What you will do
Go through the records and show each line where the word "color" occurs.

---------------

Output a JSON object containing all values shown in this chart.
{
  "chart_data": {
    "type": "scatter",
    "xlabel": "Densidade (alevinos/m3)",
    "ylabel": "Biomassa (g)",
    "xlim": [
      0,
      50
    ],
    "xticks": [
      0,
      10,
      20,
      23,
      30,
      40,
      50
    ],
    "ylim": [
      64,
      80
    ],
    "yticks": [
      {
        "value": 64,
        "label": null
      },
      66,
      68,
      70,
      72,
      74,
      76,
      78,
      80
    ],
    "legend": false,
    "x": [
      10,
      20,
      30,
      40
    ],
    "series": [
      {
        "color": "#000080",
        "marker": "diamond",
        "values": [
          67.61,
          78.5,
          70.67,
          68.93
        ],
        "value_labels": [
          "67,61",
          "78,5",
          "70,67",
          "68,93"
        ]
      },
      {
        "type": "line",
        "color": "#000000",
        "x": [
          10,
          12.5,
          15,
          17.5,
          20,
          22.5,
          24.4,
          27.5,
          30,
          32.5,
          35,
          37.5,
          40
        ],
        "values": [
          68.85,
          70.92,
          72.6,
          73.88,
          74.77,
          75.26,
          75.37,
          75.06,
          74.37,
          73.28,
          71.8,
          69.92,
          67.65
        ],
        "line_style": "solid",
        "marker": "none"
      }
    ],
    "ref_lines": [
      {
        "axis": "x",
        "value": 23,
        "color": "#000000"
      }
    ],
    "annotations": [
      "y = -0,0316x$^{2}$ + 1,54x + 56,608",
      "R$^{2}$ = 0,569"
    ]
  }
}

---------------

Finished answer
        "color": "#000080",
        "color": "#000000",
        "color": "#000000"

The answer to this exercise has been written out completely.